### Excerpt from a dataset
##############################
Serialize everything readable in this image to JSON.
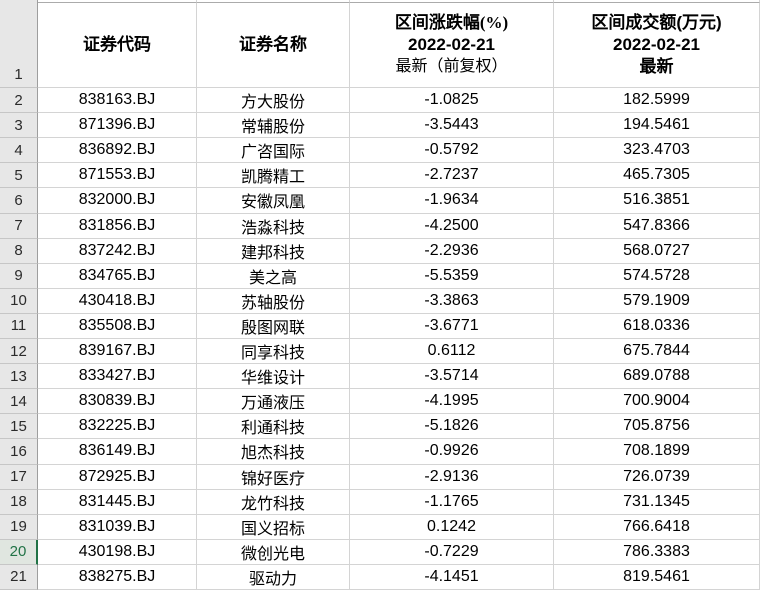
{
  "sheet": {
    "header_row_number": "1",
    "active_row_number": "20",
    "columns": {
      "code": {
        "title": "证券代码"
      },
      "name": {
        "title": "证券名称"
      },
      "pct": {
        "lines": [
          "区间涨跌幅(%)",
          "2022-02-21",
          "最新（前复权）"
        ]
      },
      "turnover": {
        "lines": [
          "区间成交额(万元)",
          "2022-02-21",
          "最新"
        ]
      }
    },
    "rows": [
      {
        "num": "2",
        "code": "838163.BJ",
        "name": "方大股份",
        "pct": "-1.0825",
        "turnover": "182.5999"
      },
      {
        "num": "3",
        "code": "871396.BJ",
        "name": "常辅股份",
        "pct": "-3.5443",
        "turnover": "194.5461"
      },
      {
        "num": "4",
        "code": "836892.BJ",
        "name": "广咨国际",
        "pct": "-0.5792",
        "turnover": "323.4703"
      },
      {
        "num": "5",
        "code": "871553.BJ",
        "name": "凯腾精工",
        "pct": "-2.7237",
        "turnover": "465.7305"
      },
      {
        "num": "6",
        "code": "832000.BJ",
        "name": "安徽凤凰",
        "pct": "-1.9634",
        "turnover": "516.3851"
      },
      {
        "num": "7",
        "code": "831856.BJ",
        "name": "浩淼科技",
        "pct": "-4.2500",
        "turnover": "547.8366"
      },
      {
        "num": "8",
        "code": "837242.BJ",
        "name": "建邦科技",
        "pct": "-2.2936",
        "turnover": "568.0727"
      },
      {
        "num": "9",
        "code": "834765.BJ",
        "name": "美之高",
        "pct": "-5.5359",
        "turnover": "574.5728"
      },
      {
        "num": "10",
        "code": "430418.BJ",
        "name": "苏轴股份",
        "pct": "-3.3863",
        "turnover": "579.1909"
      },
      {
        "num": "11",
        "code": "835508.BJ",
        "name": "殷图网联",
        "pct": "-3.6771",
        "turnover": "618.0336"
      },
      {
        "num": "12",
        "code": "839167.BJ",
        "name": "同享科技",
        "pct": "0.6112",
        "turnover": "675.7844"
      },
      {
        "num": "13",
        "code": "833427.BJ",
        "name": "华维设计",
        "pct": "-3.5714",
        "turnover": "689.0788"
      },
      {
        "num": "14",
        "code": "830839.BJ",
        "name": "万通液压",
        "pct": "-4.1995",
        "turnover": "700.9004"
      },
      {
        "num": "15",
        "code": "832225.BJ",
        "name": "利通科技",
        "pct": "-5.1826",
        "turnover": "705.8756"
      },
      {
        "num": "16",
        "code": "836149.BJ",
        "name": "旭杰科技",
        "pct": "-0.9926",
        "turnover": "708.1899"
      },
      {
        "num": "17",
        "code": "872925.BJ",
        "name": "锦好医疗",
        "pct": "-2.9136",
        "turnover": "726.0739"
      },
      {
        "num": "18",
        "code": "831445.BJ",
        "name": "龙竹科技",
        "pct": "-1.1765",
        "turnover": "731.1345"
      },
      {
        "num": "19",
        "code": "831039.BJ",
        "name": "国义招标",
        "pct": "0.1242",
        "turnover": "766.6418"
      },
      {
        "num": "20",
        "code": "430198.BJ",
        "name": "微创光电",
        "pct": "-0.7229",
        "turnover": "786.3383"
      },
      {
        "num": "21",
        "code": "838275.BJ",
        "name": "驱动力",
        "pct": "-4.1451",
        "turnover": "819.5461"
      }
    ]
  },
  "colors": {
    "active_row_green": "#217346"
  }
}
##############################
### Requirements
Using the data above, print every line exactly, omitting pictures.

### Complete output
Serialize everything readable in this image to JSON.
{
  "sheet": {
    "header_row_number": "1",
    "active_row_number": "20",
    "columns": {
      "code": {
        "title": "证券代码"
      },
      "name": {
        "title": "证券名称"
      },
      "pct": {
        "lines": [
          "区间涨跌幅(%)",
          "2022-02-21",
          "最新（前复权）"
        ]
      },
      "turnover": {
        "lines": [
          "区间成交额(万元)",
          "2022-02-21",
          "最新"
        ]
      }
    },
    "rows": [
      {
        "num": "2",
        "code": "838163.BJ",
        "name": "方大股份",
        "pct": "-1.0825",
        "turnover": "182.5999"
      },
      {
        "num": "3",
        "code": "871396.BJ",
        "name": "常辅股份",
        "pct": "-3.5443",
        "turnover": "194.5461"
      },
      {
        "num": "4",
        "code": "836892.BJ",
        "name": "广咨国际",
        "pct": "-0.5792",
        "turnover": "323.4703"
      },
      {
        "num": "5",
        "code": "871553.BJ",
        "name": "凯腾精工",
        "pct": "-2.7237",
        "turnover": "465.7305"
      },
      {
        "num": "6",
        "code": "832000.BJ",
        "name": "安徽凤凰",
        "pct": "-1.9634",
        "turnover": "516.3851"
      },
      {
        "num": "7",
        "code": "831856.BJ",
        "name": "浩淼科技",
        "pct": "-4.2500",
        "turnover": "547.8366"
      },
      {
        "num": "8",
        "code": "837242.BJ",
        "name": "建邦科技",
        "pct": "-2.2936",
        "turnover": "568.0727"
      },
      {
        "num": "9",
        "code": "834765.BJ",
        "name": "美之高",
        "pct": "-5.5359",
        "turnover": "574.5728"
      },
      {
        "num": "10",
        "code": "430418.BJ",
        "name": "苏轴股份",
        "pct": "-3.3863",
        "turnover": "579.1909"
      },
      {
        "num": "11",
        "code": "835508.BJ",
        "name": "殷图网联",
        "pct": "-3.6771",
        "turnover": "618.0336"
      },
      {
        "num": "12",
        "code": "839167.BJ",
        "name": "同享科技",
        "pct": "0.6112",
        "turnover": "675.7844"
      },
      {
        "num": "13",
        "code": "833427.BJ",
        "name": "华维设计",
        "pct": "-3.5714",
        "turnover": "689.0788"
      },
      {
        "num": "14",
        "code": "830839.BJ",
        "name": "万通液压",
        "pct": "-4.1995",
        "turnover": "700.9004"
      },
      {
        "num": "15",
        "code": "832225.BJ",
        "name": "利通科技",
        "pct": "-5.1826",
        "turnover": "705.8756"
      },
      {
        "num": "16",
        "code": "836149.BJ",
        "name": "旭杰科技",
        "pct": "-0.9926",
        "turnover": "708.1899"
      },
      {
        "num": "17",
        "code": "872925.BJ",
        "name": "锦好医疗",
        "pct": "-2.9136",
        "turnover": "726.0739"
      },
      {
        "num": "18",
        "code": "831445.BJ",
        "name": "龙竹科技",
        "pct": "-1.1765",
        "turnover": "731.1345"
      },
      {
        "num": "19",
        "code": "831039.BJ",
        "name": "国义招标",
        "pct": "0.1242",
        "turnover": "766.6418"
      },
      {
        "num": "20",
        "code": "430198.BJ",
        "name": "微创光电",
        "pct": "-0.7229",
        "turnover": "786.3383"
      },
      {
        "num": "21",
        "code": "838275.BJ",
        "name": "驱动力",
        "pct": "-4.1451",
        "turnover": "819.5461"
      }
    ]
  },
  "colors": {
    "active_row_green": "#217346"
  }
}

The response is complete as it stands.